### DIRECTIONS FOR THIS TASK
Each line containing the word "kehitys" should be found and copied.

### ITEMS
-=-=-=-=-

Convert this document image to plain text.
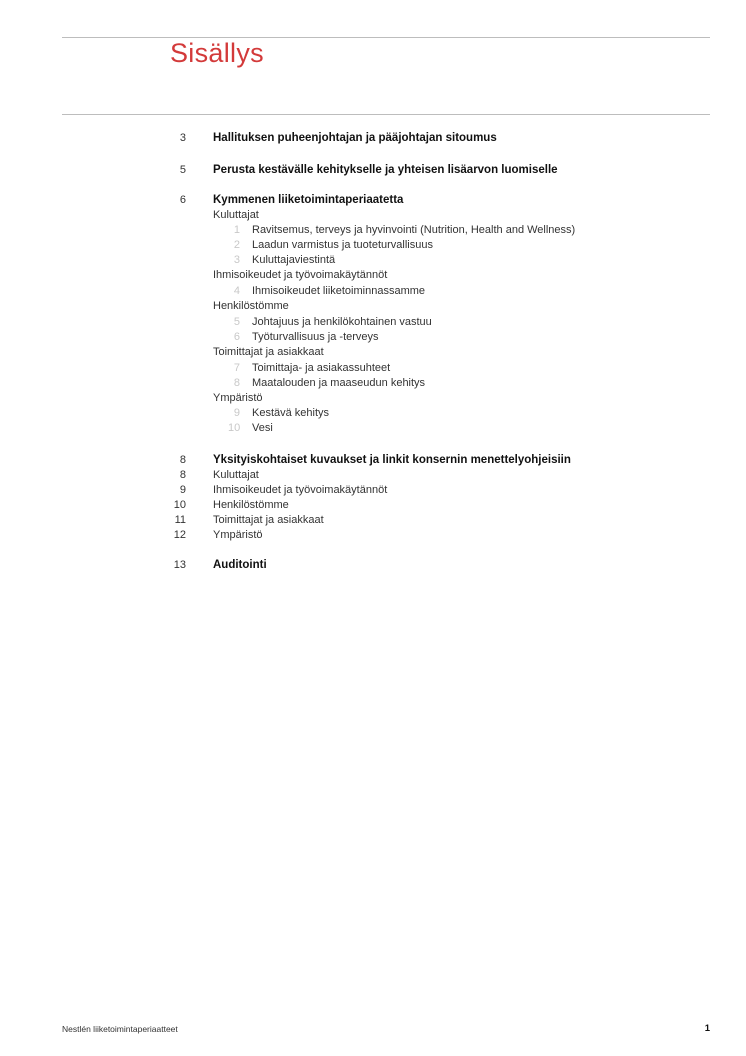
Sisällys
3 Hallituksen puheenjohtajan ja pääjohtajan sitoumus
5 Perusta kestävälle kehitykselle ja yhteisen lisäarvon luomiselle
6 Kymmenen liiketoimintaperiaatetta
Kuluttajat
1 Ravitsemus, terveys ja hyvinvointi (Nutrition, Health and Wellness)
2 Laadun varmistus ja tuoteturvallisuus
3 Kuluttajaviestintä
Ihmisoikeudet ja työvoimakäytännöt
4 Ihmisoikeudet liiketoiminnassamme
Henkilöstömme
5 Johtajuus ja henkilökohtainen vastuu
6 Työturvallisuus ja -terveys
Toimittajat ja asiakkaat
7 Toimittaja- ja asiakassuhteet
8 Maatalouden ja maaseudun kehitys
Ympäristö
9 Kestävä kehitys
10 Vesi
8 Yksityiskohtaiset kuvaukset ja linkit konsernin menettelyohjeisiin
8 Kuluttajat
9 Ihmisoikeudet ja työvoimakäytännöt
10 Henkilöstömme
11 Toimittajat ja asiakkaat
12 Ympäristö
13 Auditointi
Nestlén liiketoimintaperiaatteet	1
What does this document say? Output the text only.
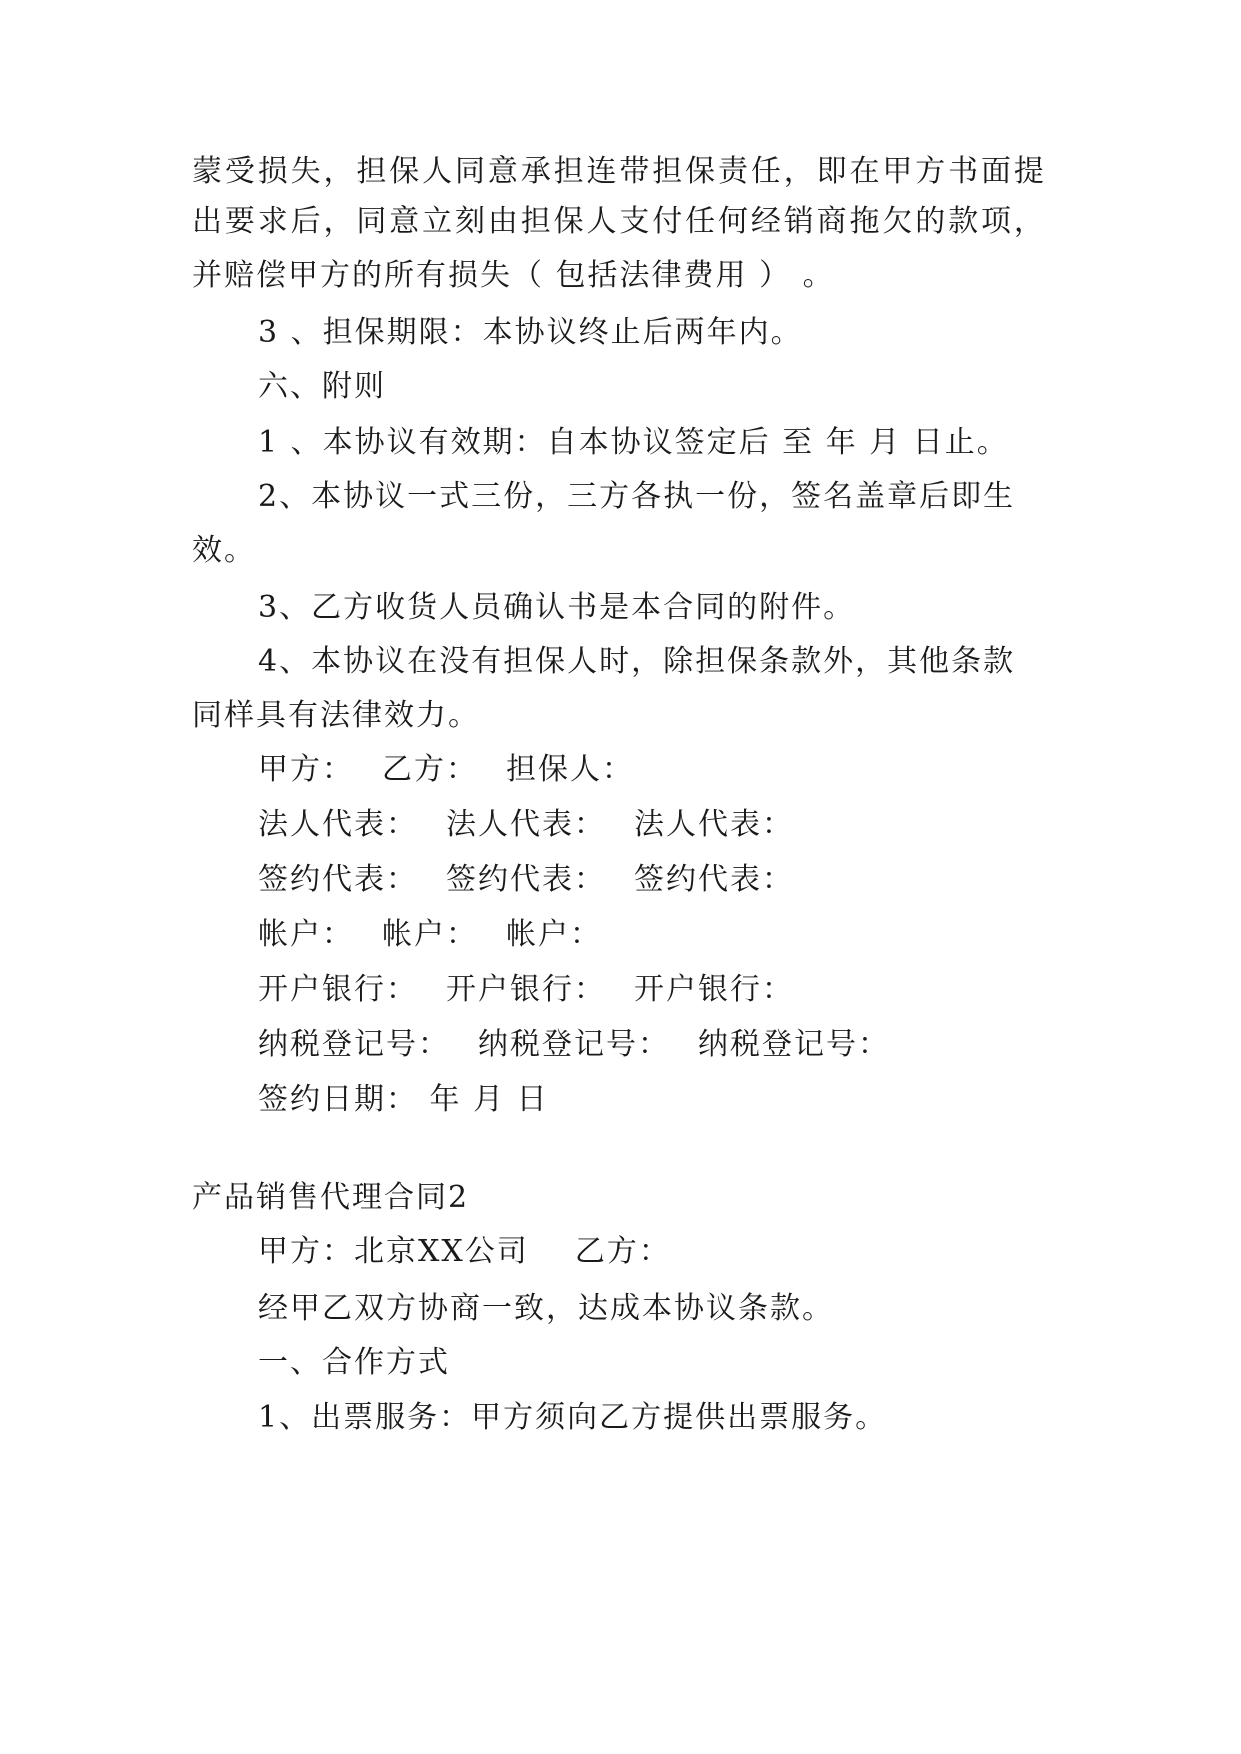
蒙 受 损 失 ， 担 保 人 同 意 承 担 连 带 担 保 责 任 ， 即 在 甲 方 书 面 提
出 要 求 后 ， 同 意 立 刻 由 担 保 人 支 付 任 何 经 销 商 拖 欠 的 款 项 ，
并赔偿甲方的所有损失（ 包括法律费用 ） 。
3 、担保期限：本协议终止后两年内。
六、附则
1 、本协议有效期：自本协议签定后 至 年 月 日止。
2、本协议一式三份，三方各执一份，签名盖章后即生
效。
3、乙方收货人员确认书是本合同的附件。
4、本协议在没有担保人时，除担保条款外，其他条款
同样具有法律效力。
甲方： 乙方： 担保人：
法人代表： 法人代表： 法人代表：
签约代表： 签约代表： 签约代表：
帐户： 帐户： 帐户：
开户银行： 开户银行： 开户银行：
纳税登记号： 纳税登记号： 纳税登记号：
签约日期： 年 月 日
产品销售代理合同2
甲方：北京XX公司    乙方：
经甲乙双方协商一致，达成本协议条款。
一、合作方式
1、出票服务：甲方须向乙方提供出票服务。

-=-=-=-=-

### ANSWER TO THIS EXERCISE
8 Maatalouden ja maaseudun kehitys
9 Kestävä kehitys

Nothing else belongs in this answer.